▶ [Stated exercise]: Exclude the pictures, then copy all remaining records exactly.

▶ [Records to use]:
━━━━━━━━━━━━━━━━

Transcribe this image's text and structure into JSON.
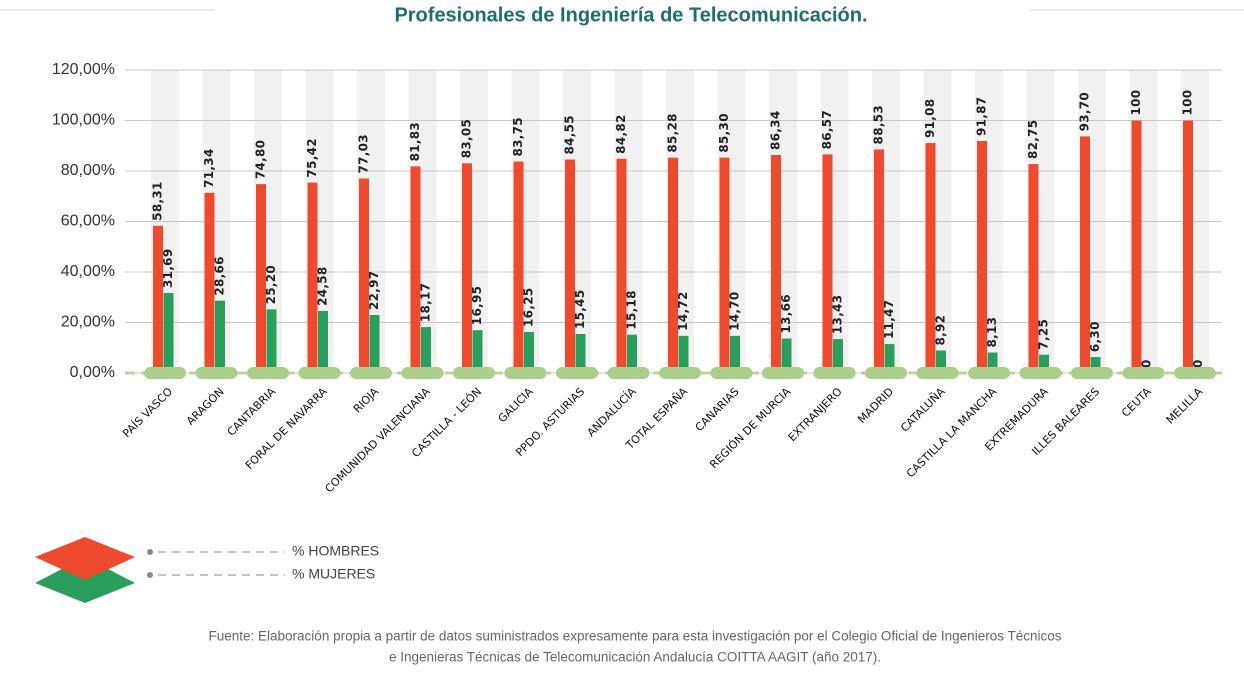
{
  "chart_data": {
    "type": "bar",
    "title": "Profesionales de Ingeniería de Telecomunicación.",
    "categories": [
      "PAÍS VASCO",
      "ARAGÓN",
      "CANTABRIA",
      "FORAL DE NAVARRA",
      "RIOJA",
      "COMUNIDAD VALENCIANA",
      "CASTILLA - LEÓN",
      "GALICIA",
      "PPDO. ASTURIAS",
      "ANDALUCÍA",
      "TOTAL ESPAÑA",
      "CANARIAS",
      "REGIÓN DE MURCIA",
      "EXTRANJERO",
      "MADRID",
      "CATALUÑA",
      "CASTILLA LA MANCHA",
      "EXTREMADURA",
      "ILLES BALEARES",
      "CEUTA",
      "MELILLA"
    ],
    "series": [
      {
        "name": "% HOMBRES",
        "color": "#ee4b2e",
        "values": [
          58.31,
          71.34,
          74.8,
          75.42,
          77.03,
          81.83,
          83.05,
          83.75,
          84.55,
          84.82,
          85.28,
          85.3,
          86.34,
          86.57,
          88.53,
          91.08,
          91.87,
          82.75,
          93.7,
          100,
          100
        ],
        "value_labels": [
          "58,31",
          "71,34",
          "74,80",
          "75,42",
          "77,03",
          "81,83",
          "83,05",
          "83,75",
          "84,55",
          "84,82",
          "85,28",
          "85,30",
          "86,34",
          "86,57",
          "88,53",
          "91,08",
          "91,87",
          "82,75",
          "93,70",
          "100",
          "100"
        ]
      },
      {
        "name": "% MUJERES",
        "color": "#2a9e5c",
        "values": [
          31.69,
          28.66,
          25.2,
          24.58,
          22.97,
          18.17,
          16.95,
          16.25,
          15.45,
          15.18,
          14.72,
          14.7,
          13.66,
          13.43,
          11.47,
          8.92,
          8.13,
          7.25,
          6.3,
          0,
          0
        ],
        "value_labels": [
          "31,69",
          "28,66",
          "25,20",
          "24,58",
          "22,97",
          "18,17",
          "16,95",
          "16,25",
          "15,45",
          "15,18",
          "14,72",
          "14,70",
          "13,66",
          "13,43",
          "11,47",
          "8,92",
          "8,13",
          "7,25",
          "6,30",
          "0",
          "0"
        ]
      }
    ],
    "ylim": [
      0,
      120
    ],
    "yticks": [
      {
        "value": 0,
        "label": "0,00%"
      },
      {
        "value": 20,
        "label": "20,00%"
      },
      {
        "value": 40,
        "label": "40,00%"
      },
      {
        "value": 60,
        "label": "60,00%"
      },
      {
        "value": 80,
        "label": "80,00%"
      },
      {
        "value": 100,
        "label": "100,00%"
      },
      {
        "value": 120,
        "label": "120,00%"
      }
    ],
    "grid": true,
    "source_lines": [
      "Fuente: Elaboración propia a partir de datos suministrados expresamente para esta investigación por el Colegio Oficial de Ingenieros Técnicos",
      "e Ingenieras Técnicas de Telecomunicación Andalucía COITTA AAGIT (año 2017)."
    ]
  }
}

━━━━━━━━━━━━━━━━

▶ [Result]:
Transcribe this image's text and structure into JSON.
{
  "chart_data": {
    "type": "bar",
    "title": "Profesionales de Ingeniería de Telecomunicación.",
    "categories": [
      "PAÍS VASCO",
      "ARAGÓN",
      "CANTABRIA",
      "FORAL DE NAVARRA",
      "RIOJA",
      "COMUNIDAD VALENCIANA",
      "CASTILLA - LEÓN",
      "GALICIA",
      "PPDO. ASTURIAS",
      "ANDALUCÍA",
      "TOTAL ESPAÑA",
      "CANARIAS",
      "REGIÓN DE MURCIA",
      "EXTRANJERO",
      "MADRID",
      "CATALUÑA",
      "CASTILLA LA MANCHA",
      "EXTREMADURA",
      "ILLES BALEARES",
      "CEUTA",
      "MELILLA"
    ],
    "series": [
      {
        "name": "% HOMBRES",
        "color": "#ee4b2e",
        "values": [
          58.31,
          71.34,
          74.8,
          75.42,
          77.03,
          81.83,
          83.05,
          83.75,
          84.55,
          84.82,
          85.28,
          85.3,
          86.34,
          86.57,
          88.53,
          91.08,
          91.87,
          82.75,
          93.7,
          100,
          100
        ],
        "value_labels": [
          "58,31",
          "71,34",
          "74,80",
          "75,42",
          "77,03",
          "81,83",
          "83,05",
          "83,75",
          "84,55",
          "84,82",
          "85,28",
          "85,30",
          "86,34",
          "86,57",
          "88,53",
          "91,08",
          "91,87",
          "82,75",
          "93,70",
          "100",
          "100"
        ]
      },
      {
        "name": "% MUJERES",
        "color": "#2a9e5c",
        "values": [
          31.69,
          28.66,
          25.2,
          24.58,
          22.97,
          18.17,
          16.95,
          16.25,
          15.45,
          15.18,
          14.72,
          14.7,
          13.66,
          13.43,
          11.47,
          8.92,
          8.13,
          7.25,
          6.3,
          0,
          0
        ],
        "value_labels": [
          "31,69",
          "28,66",
          "25,20",
          "24,58",
          "22,97",
          "18,17",
          "16,95",
          "16,25",
          "15,45",
          "15,18",
          "14,72",
          "14,70",
          "13,66",
          "13,43",
          "11,47",
          "8,92",
          "8,13",
          "7,25",
          "6,30",
          "0",
          "0"
        ]
      }
    ],
    "ylim": [
      0,
      120
    ],
    "yticks": [
      {
        "value": 0,
        "label": "0,00%"
      },
      {
        "value": 20,
        "label": "20,00%"
      },
      {
        "value": 40,
        "label": "40,00%"
      },
      {
        "value": 60,
        "label": "60,00%"
      },
      {
        "value": 80,
        "label": "80,00%"
      },
      {
        "value": 100,
        "label": "100,00%"
      },
      {
        "value": 120,
        "label": "120,00%"
      }
    ],
    "grid": true,
    "source_lines": [
      "Fuente: Elaboración propia a partir de datos suministrados expresamente para esta investigación por el Colegio Oficial de Ingenieros Técnicos",
      "e Ingenieras Técnicas de Telecomunicación Andalucía COITTA AAGIT (año 2017)."
    ]
  }
}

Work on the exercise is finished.